§ What is needed: Which lines below hold the word "online"? Report each one.

------------------------------

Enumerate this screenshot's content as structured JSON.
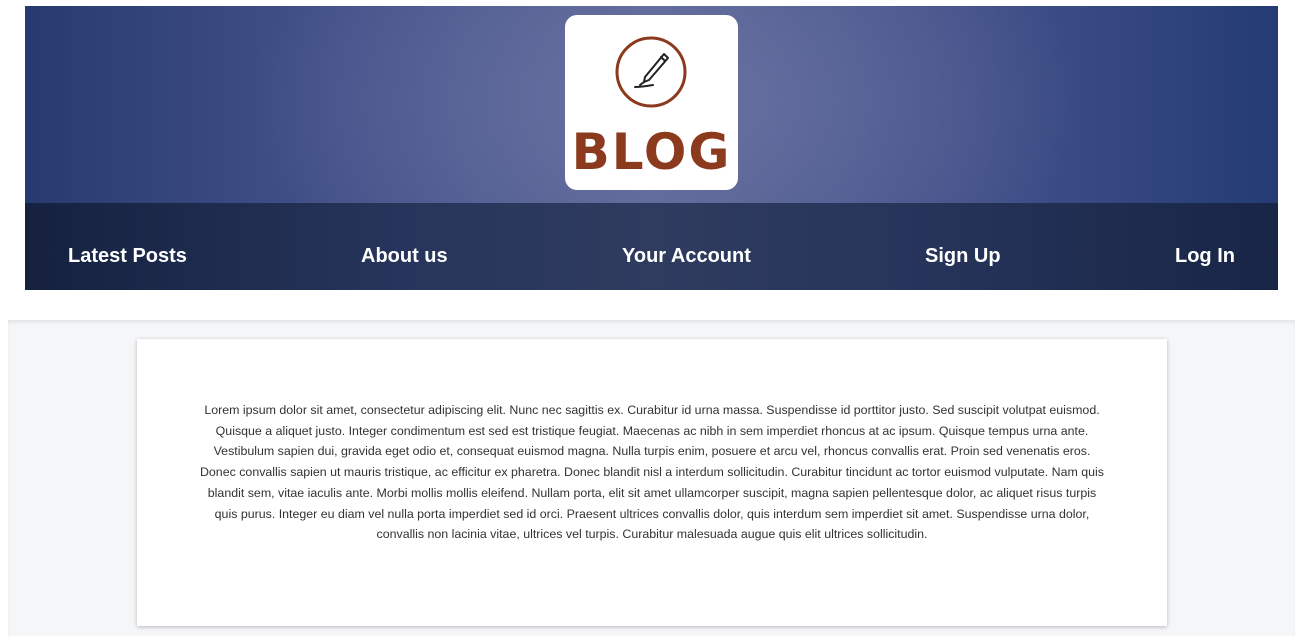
{
  "header": {
    "logo_text": "BLOG",
    "logo_icon": "pen-in-circle-icon",
    "colors": {
      "logo_brown": "#8b3a1e",
      "banner_blue": "#44528a",
      "nav_dark": "#1c2948"
    }
  },
  "nav": {
    "items": [
      {
        "label": "Latest Posts"
      },
      {
        "label": "About us"
      },
      {
        "label": "Your Account"
      },
      {
        "label": "Sign Up"
      },
      {
        "label": "Log In"
      }
    ]
  },
  "main": {
    "body_text": "Lorem ipsum dolor sit amet, consectetur adipiscing elit. Nunc nec sagittis ex. Curabitur id urna massa. Suspendisse id porttitor justo. Sed suscipit volutpat euismod. Quisque a aliquet justo. Integer condimentum est sed est tristique feugiat. Maecenas ac nibh in sem imperdiet rhoncus at ac ipsum. Quisque tempus urna ante. Vestibulum sapien dui, gravida eget odio et, consequat euismod magna. Nulla turpis enim, posuere et arcu vel, rhoncus convallis erat. Proin sed venenatis eros. Donec convallis sapien ut mauris tristique, ac efficitur ex pharetra. Donec blandit nisl a interdum sollicitudin. Curabitur tincidunt ac tortor euismod vulputate. Nam quis blandit sem, vitae iaculis ante. Morbi mollis mollis eleifend. Nullam porta, elit sit amet ullamcorper suscipit, magna sapien pellentesque dolor, ac aliquet risus turpis quis purus. Integer eu diam vel nulla porta imperdiet sed id orci. Praesent ultrices convallis dolor, quis interdum sem imperdiet sit amet. Suspendisse urna dolor, convallis non lacinia vitae, ultrices vel turpis. Curabitur malesuada augue quis elit ultrices sollicitudin."
  }
}
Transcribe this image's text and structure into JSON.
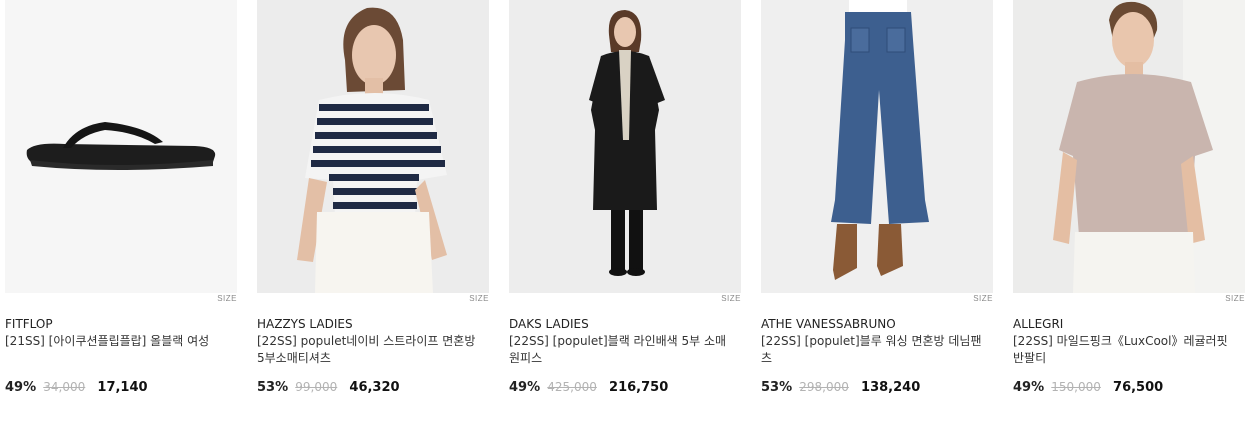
{
  "products": [
    {
      "brand": "FITFLOP",
      "name": "[21SS] [아이쿠션플립플랍] 올블랙 여성",
      "discount": "49%",
      "original_price": "34,000",
      "sale_price": "17,140",
      "size_tag": "SIZE"
    },
    {
      "brand": "HAZZYS LADIES",
      "name": "[22SS] populet네이비 스트라이프 면혼방 5부소매티셔츠",
      "discount": "53%",
      "original_price": "99,000",
      "sale_price": "46,320",
      "size_tag": "SIZE"
    },
    {
      "brand": "DAKS LADIES",
      "name": "[22SS] [populet]블랙 라인배색 5부 소매원피스",
      "discount": "49%",
      "original_price": "425,000",
      "sale_price": "216,750",
      "size_tag": "SIZE"
    },
    {
      "brand": "ATHE VANESSABRUNO",
      "name": "[22SS] [populet]블루 워싱 면혼방 데님팬츠",
      "discount": "53%",
      "original_price": "298,000",
      "sale_price": "138,240",
      "size_tag": "SIZE"
    },
    {
      "brand": "ALLEGRI",
      "name": "[22SS] 마일드핑크《LuxCool》레귤러핏 반팔티",
      "discount": "49%",
      "original_price": "150,000",
      "sale_price": "76,500",
      "size_tag": "SIZE"
    }
  ],
  "colors": {
    "text": "#222222",
    "strike": "#b3b3b3",
    "size_tag": "#8a8a8a"
  },
  "icons": [
    "sandal-image",
    "striped-tee-image",
    "black-dress-image",
    "denim-pants-image",
    "pink-tee-image"
  ]
}
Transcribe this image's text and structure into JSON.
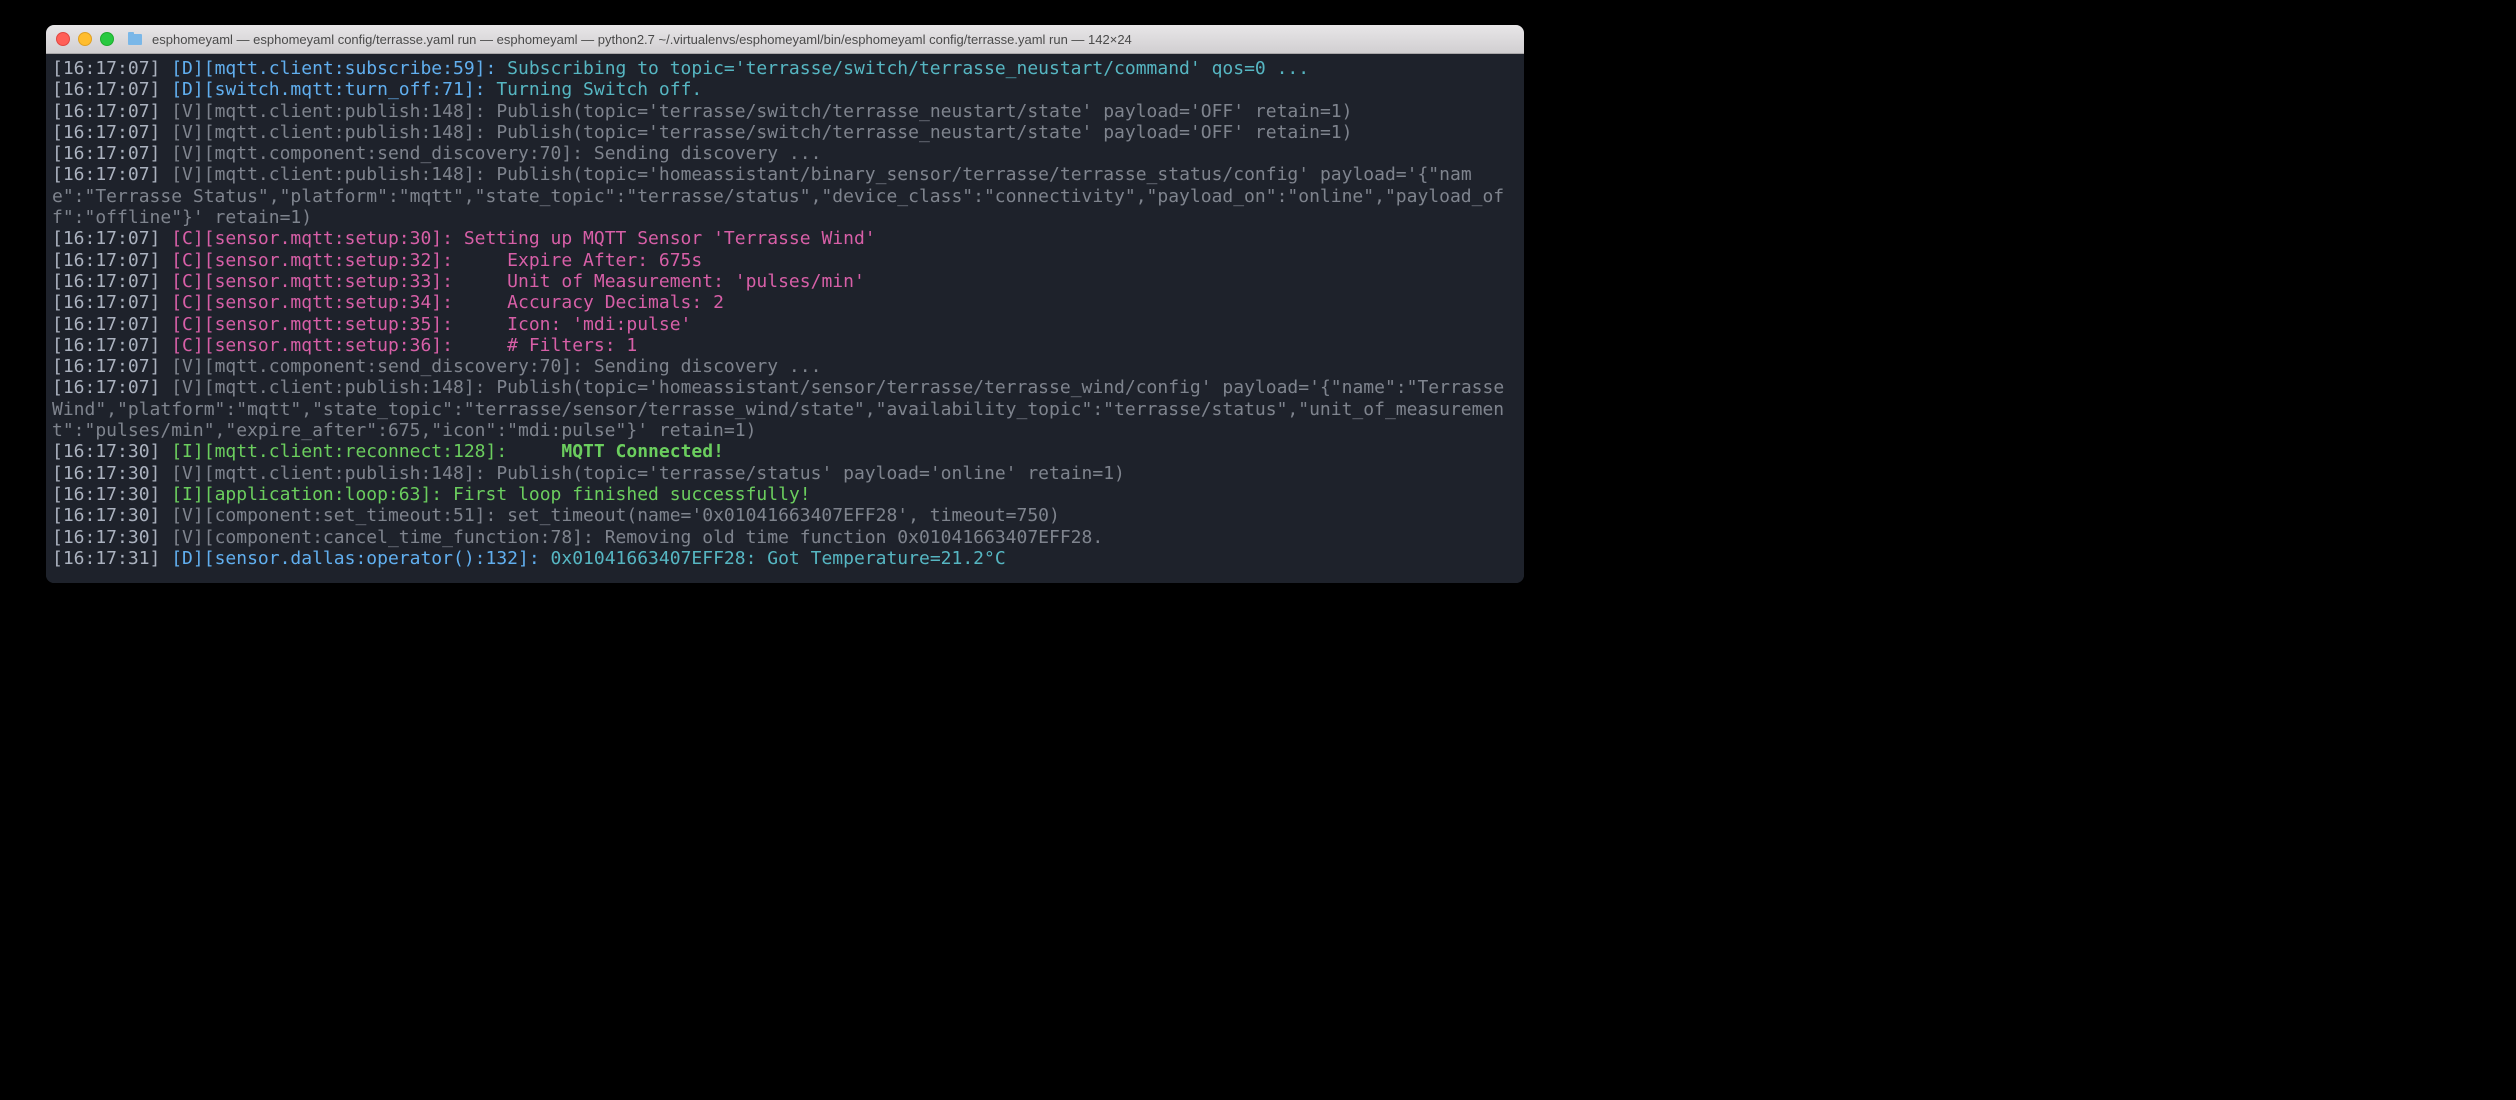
{
  "titlebar": {
    "title": "esphomeyaml — esphomeyaml config/terrasse.yaml run — esphomeyaml — python2.7 ~/.virtualenvs/esphomeyaml/bin/esphomeyaml config/terrasse.yaml run — 142×24"
  },
  "lines": [
    {
      "ts": "[16:17:07]",
      "lvl": "D",
      "tag": "[D][mqtt.client:subscribe:59]:",
      "msg": " Subscribing to topic='terrasse/switch/terrasse_neustart/command' qos=0 ...",
      "color": "cyan"
    },
    {
      "ts": "[16:17:07]",
      "lvl": "D",
      "tag": "[D][switch.mqtt:turn_off:71]:",
      "msg": " Turning Switch off.",
      "color": "cyan"
    },
    {
      "ts": "[16:17:07]",
      "lvl": "V",
      "tag": "[V][mqtt.client:publish:148]:",
      "msg": " Publish(topic='terrasse/switch/terrasse_neustart/state' payload='OFF' retain=1)",
      "color": "grey"
    },
    {
      "ts": "[16:17:07]",
      "lvl": "V",
      "tag": "[V][mqtt.client:publish:148]:",
      "msg": " Publish(topic='terrasse/switch/terrasse_neustart/state' payload='OFF' retain=1)",
      "color": "grey"
    },
    {
      "ts": "[16:17:07]",
      "lvl": "V",
      "tag": "[V][mqtt.component:send_discovery:70]:",
      "msg": " Sending discovery ...",
      "color": "grey"
    },
    {
      "ts": "[16:17:07]",
      "lvl": "V",
      "tag": "[V][mqtt.client:publish:148]:",
      "msg": " Publish(topic='homeassistant/binary_sensor/terrasse/terrasse_status/config' payload='{\"name\":\"Terrasse Status\",\"platform\":\"mqtt\",\"state_topic\":\"terrasse/status\",\"device_class\":\"connectivity\",\"payload_on\":\"online\",\"payload_off\":\"offline\"}' retain=1)",
      "color": "grey"
    },
    {
      "ts": "[16:17:07]",
      "lvl": "C",
      "tag": "[C][sensor.mqtt:setup:30]:",
      "msg": " Setting up MQTT Sensor 'Terrasse Wind'",
      "color": "mag"
    },
    {
      "ts": "[16:17:07]",
      "lvl": "C",
      "tag": "[C][sensor.mqtt:setup:32]:",
      "msg": "     Expire After: 675s",
      "color": "mag"
    },
    {
      "ts": "[16:17:07]",
      "lvl": "C",
      "tag": "[C][sensor.mqtt:setup:33]:",
      "msg": "     Unit of Measurement: 'pulses/min'",
      "color": "mag"
    },
    {
      "ts": "[16:17:07]",
      "lvl": "C",
      "tag": "[C][sensor.mqtt:setup:34]:",
      "msg": "     Accuracy Decimals: 2",
      "color": "mag"
    },
    {
      "ts": "[16:17:07]",
      "lvl": "C",
      "tag": "[C][sensor.mqtt:setup:35]:",
      "msg": "     Icon: 'mdi:pulse'",
      "color": "mag"
    },
    {
      "ts": "[16:17:07]",
      "lvl": "C",
      "tag": "[C][sensor.mqtt:setup:36]:",
      "msg": "     # Filters: 1",
      "color": "mag"
    },
    {
      "ts": "[16:17:07]",
      "lvl": "V",
      "tag": "[V][mqtt.component:send_discovery:70]:",
      "msg": " Sending discovery ...",
      "color": "grey"
    },
    {
      "ts": "[16:17:07]",
      "lvl": "V",
      "tag": "[V][mqtt.client:publish:148]:",
      "msg": " Publish(topic='homeassistant/sensor/terrasse/terrasse_wind/config' payload='{\"name\":\"Terrasse Wind\",\"platform\":\"mqtt\",\"state_topic\":\"terrasse/sensor/terrasse_wind/state\",\"availability_topic\":\"terrasse/status\",\"unit_of_measurement\":\"pulses/min\",\"expire_after\":675,\"icon\":\"mdi:pulse\"}' retain=1)",
      "color": "grey"
    },
    {
      "ts": "[16:17:30]",
      "lvl": "I",
      "tag": "[I][mqtt.client:reconnect:128]:",
      "msg": "     MQTT Connected!",
      "color": "bold-green"
    },
    {
      "ts": "[16:17:30]",
      "lvl": "V",
      "tag": "[V][mqtt.client:publish:148]:",
      "msg": " Publish(topic='terrasse/status' payload='online' retain=1)",
      "color": "grey"
    },
    {
      "ts": "[16:17:30]",
      "lvl": "I",
      "tag": "[I][application:loop:63]:",
      "msg": " First loop finished successfully!",
      "color": "green"
    },
    {
      "ts": "[16:17:30]",
      "lvl": "V",
      "tag": "[V][component:set_timeout:51]:",
      "msg": " set_timeout(name='0x01041663407EFF28', timeout=750)",
      "color": "grey"
    },
    {
      "ts": "[16:17:30]",
      "lvl": "V",
      "tag": "[V][component:cancel_time_function:78]:",
      "msg": " Removing old time function 0x01041663407EFF28.",
      "color": "grey"
    },
    {
      "ts": "[16:17:31]",
      "lvl": "D",
      "tag": "[D][sensor.dallas:operator():132]:",
      "msg": " 0x01041663407EFF28: Got Temperature=21.2°C",
      "color": "cyan"
    }
  ]
}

------------------------------

§ Exercise solution:
      "msg": " Publish(topic='homeassistant/binary_sensor/terrasse/terrasse_status/config' payload='{\"name\":\"Terrasse Status\",\"platform\":\"mqtt\",\"state_topic\":\"terrasse/status\",\"device_class\":\"connectivity\",\"payload_on\":\"online\",\"payload_off\":\"offline\"}' retain=1)",
      "msg": " Publish(topic='terrasse/status' payload='online' retain=1)",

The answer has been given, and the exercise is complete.